§ EXERCISE GOAL: Return all of the data exactly as written, without the pictures.

Raw records
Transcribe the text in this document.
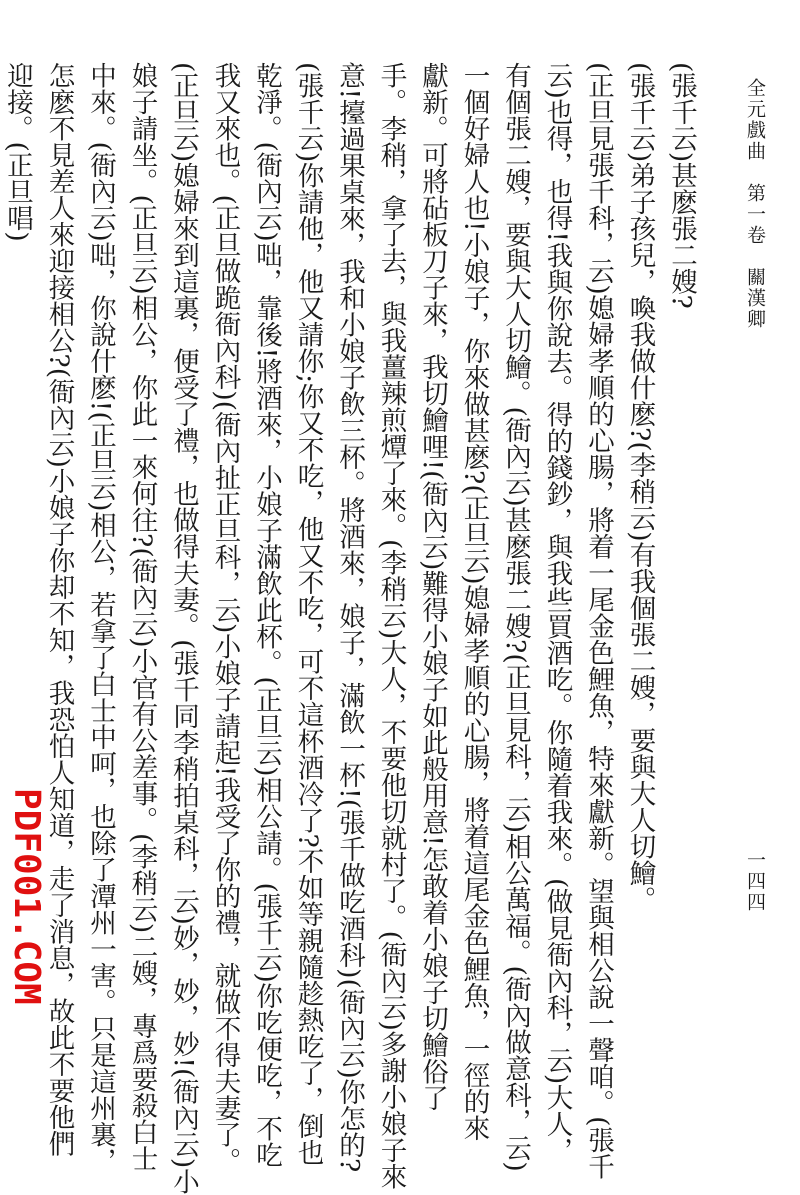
全元戲曲　第一卷　關漢卿
一四四
(張千云)甚麽張二嫂?
(張千云)弟子孩兒，喚我做什麽?(李稍云)有我個張二嫂，要與大人切鱠。
(正旦見張千科，云)媳婦孝順的心腸，將着一尾金色鯉魚，特來獻新。望與相公說一聲咱。(張千
云)也得，也得!我與你說去。得的錢鈔，與我些買酒吃。你隨着我來。(做見衙內科，云)大人，
有個張二嫂，要與大人切鱠。(衙內云)甚麽張二嫂?(正旦見科，云)相公萬福。(衙內做意科，云)
一個好婦人也!小娘子，你來做甚麽?(正旦云)媳婦孝順的心腸，將着這尾金色鯉魚，一徑的來
獻新。可將砧板刀子來，我切鱠哩!(衙內云)難得小娘子如此般用意!怎敢着小娘子切鱠俗了
手。李稍，拿了去，與我薑辣煎燂了來。(李稍云)大人，不要他切就村了。(衙內云)多謝小娘子來
意!擡過果桌來，我和小娘子飲三杯。將酒來，娘子，滿飲一杯!(張千做吃酒科)(衙內云)你怎的?
(張千云)你請他，他又請你;你又不吃，他又不吃，可不這杯酒冷了?不如等親隨趁熱吃了，倒也
乾淨。(衙內云)咄，靠後!將酒來，小娘子滿飲此杯。(正旦云)相公請。(張千云)你吃便吃，不吃
我又來也。(正旦做跪衙內科)(衙內扯正旦科，云)小娘子請起!我受了你的禮，就做不得夫妻了。
(正旦云)媳婦來到這裏，便受了禮，也做得夫妻。(張千同李稍拍桌科，云)妙，妙，妙!(衙內云)小
娘子請坐。(正旦云)相公，你此一來何往?(衙內云)小官有公差事。(李稍云)二嫂，專爲要殺白士
中來。(衙內云)咄，你說什麽!(正旦云)相公，若拿了白士中呵，也除了潭州一害。只是這州裏，
怎麽不見差人來迎接相公?(衙內云)小娘子你却不知，我恐怕人知道，走了消息，故此不要他們
迎接。(正旦唱)
PDF001.COM
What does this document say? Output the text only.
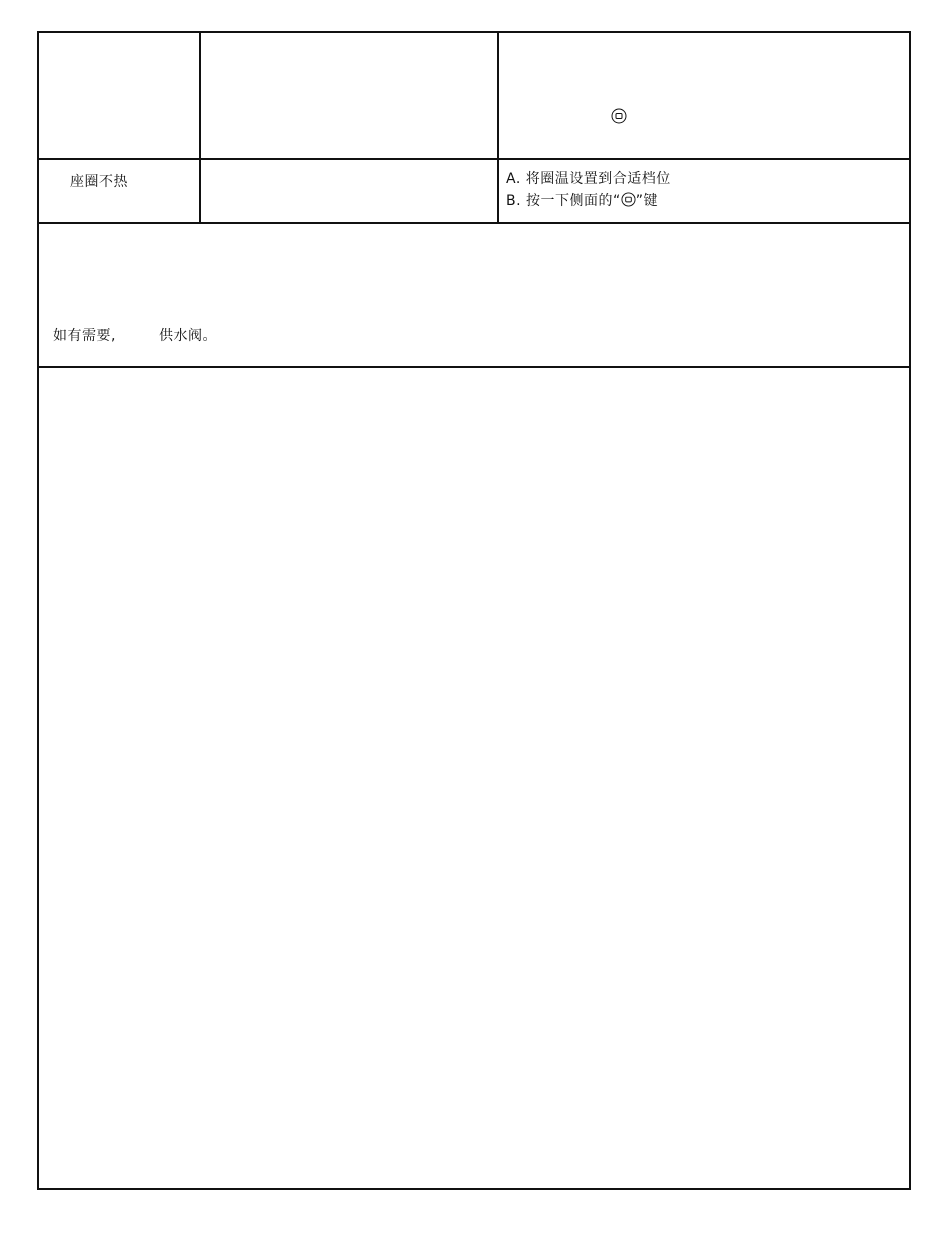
座圈不热	A. 将圈温设置到合适档位
B. 按一下侧面的“ ”键
如有需要,	供水阀。
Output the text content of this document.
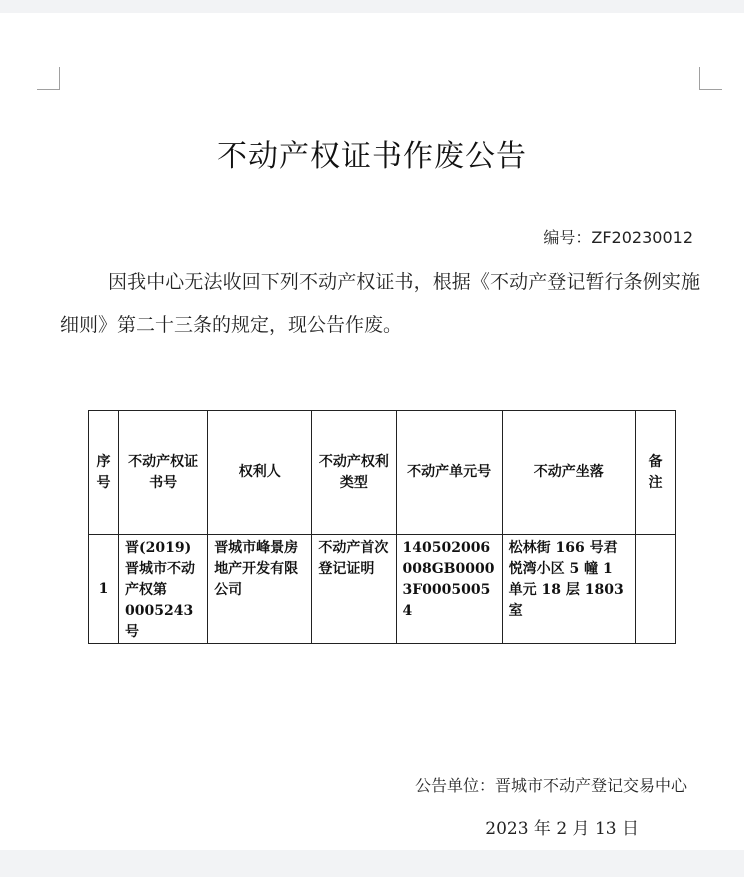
不动产权证书作废公告
编号：ZF20230012
因我中心无法收回下列不动产权证书，根据《不动产登记暂行条例实施细则》第二十三条的规定，现公告作废。
序号	不动产权证书号	权利人	不动产权利类型	不动产单元号	不动产坐落	备注
1	晋(2019)晋城市不动产权第0005243号	晋城市峰景房地产开发有限公司	不动产首次登记证明	140502006008GB00003F00050054	松林街 166 号君悦湾小区 5 幢 1 单元 18 层 1803 室	
公告单位：晋城市不动产登记交易中心
2023 年 2 月 13 日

§ EXERCISE RESPONSE:
Transcribe the text in this document.
全元戲曲　第一卷　關漢卿
一四四
(張千云)甚麽張二嫂?
(張千云)弟子孩兒，喚我做什麽?(李稍云)有我個張二嫂，要與大人切鱠。
(正旦見張千科，云)媳婦孝順的心腸，將着一尾金色鯉魚，特來獻新。望與相公說一聲咱。(張千
云)也得，也得!我與你說去。得的錢鈔，與我些買酒吃。你隨着我來。(做見衙內科，云)大人，
有個張二嫂，要與大人切鱠。(衙內云)甚麽張二嫂?(正旦見科，云)相公萬福。(衙內做意科，云)
一個好婦人也!小娘子，你來做甚麽?(正旦云)媳婦孝順的心腸，將着這尾金色鯉魚，一徑的來
獻新。可將砧板刀子來，我切鱠哩!(衙內云)難得小娘子如此般用意!怎敢着小娘子切鱠俗了
手。李稍，拿了去，與我薑辣煎燂了來。(李稍云)大人，不要他切就村了。(衙內云)多謝小娘子來
意!擡過果桌來，我和小娘子飲三杯。將酒來，娘子，滿飲一杯!(張千做吃酒科)(衙內云)你怎的?
(張千云)你請他，他又請你;你又不吃，他又不吃，可不這杯酒冷了?不如等親隨趁熱吃了，倒也
乾淨。(衙內云)咄，靠後!將酒來，小娘子滿飲此杯。(正旦云)相公請。(張千云)你吃便吃，不吃
我又來也。(正旦做跪衙內科)(衙內扯正旦科，云)小娘子請起!我受了你的禮，就做不得夫妻了。
(正旦云)媳婦來到這裏，便受了禮，也做得夫妻。(張千同李稍拍桌科，云)妙，妙，妙!(衙內云)小
娘子請坐。(正旦云)相公，你此一來何往?(衙內云)小官有公差事。(李稍云)二嫂，專爲要殺白士
中來。(衙內云)咄，你說什麽!(正旦云)相公，若拿了白士中呵，也除了潭州一害。只是這州裏，
怎麽不見差人來迎接相公?(衙內云)小娘子你却不知，我恐怕人知道，走了消息，故此不要他們
迎接。(正旦唱)
PDF001.COM
What does this document say? Output the text only.
座圈不热	A. 将圈温设置到合适档位
B. 按一下侧面的“ ”键
如有需要,	供水阀。
Output the text content of this document.
不动产权证书作废公告
编号：ZF20230012
因我中心无法收回下列不动产权证书，根据《不动产登记暂行条例实施细则》第二十三条的规定，现公告作废。
序号	不动产权证书号	权利人	不动产权利类型	不动产单元号	不动产坐落	备注
1	晋(2019)晋城市不动产权第0005243号	晋城市峰景房地产开发有限公司	不动产首次登记证明	140502006008GB00003F00050054	松林街 166 号君悦湾小区 5 幢 1 单元 18 层 1803 室	
公告单位：晋城市不动产登记交易中心
2023 年 2 月 13 日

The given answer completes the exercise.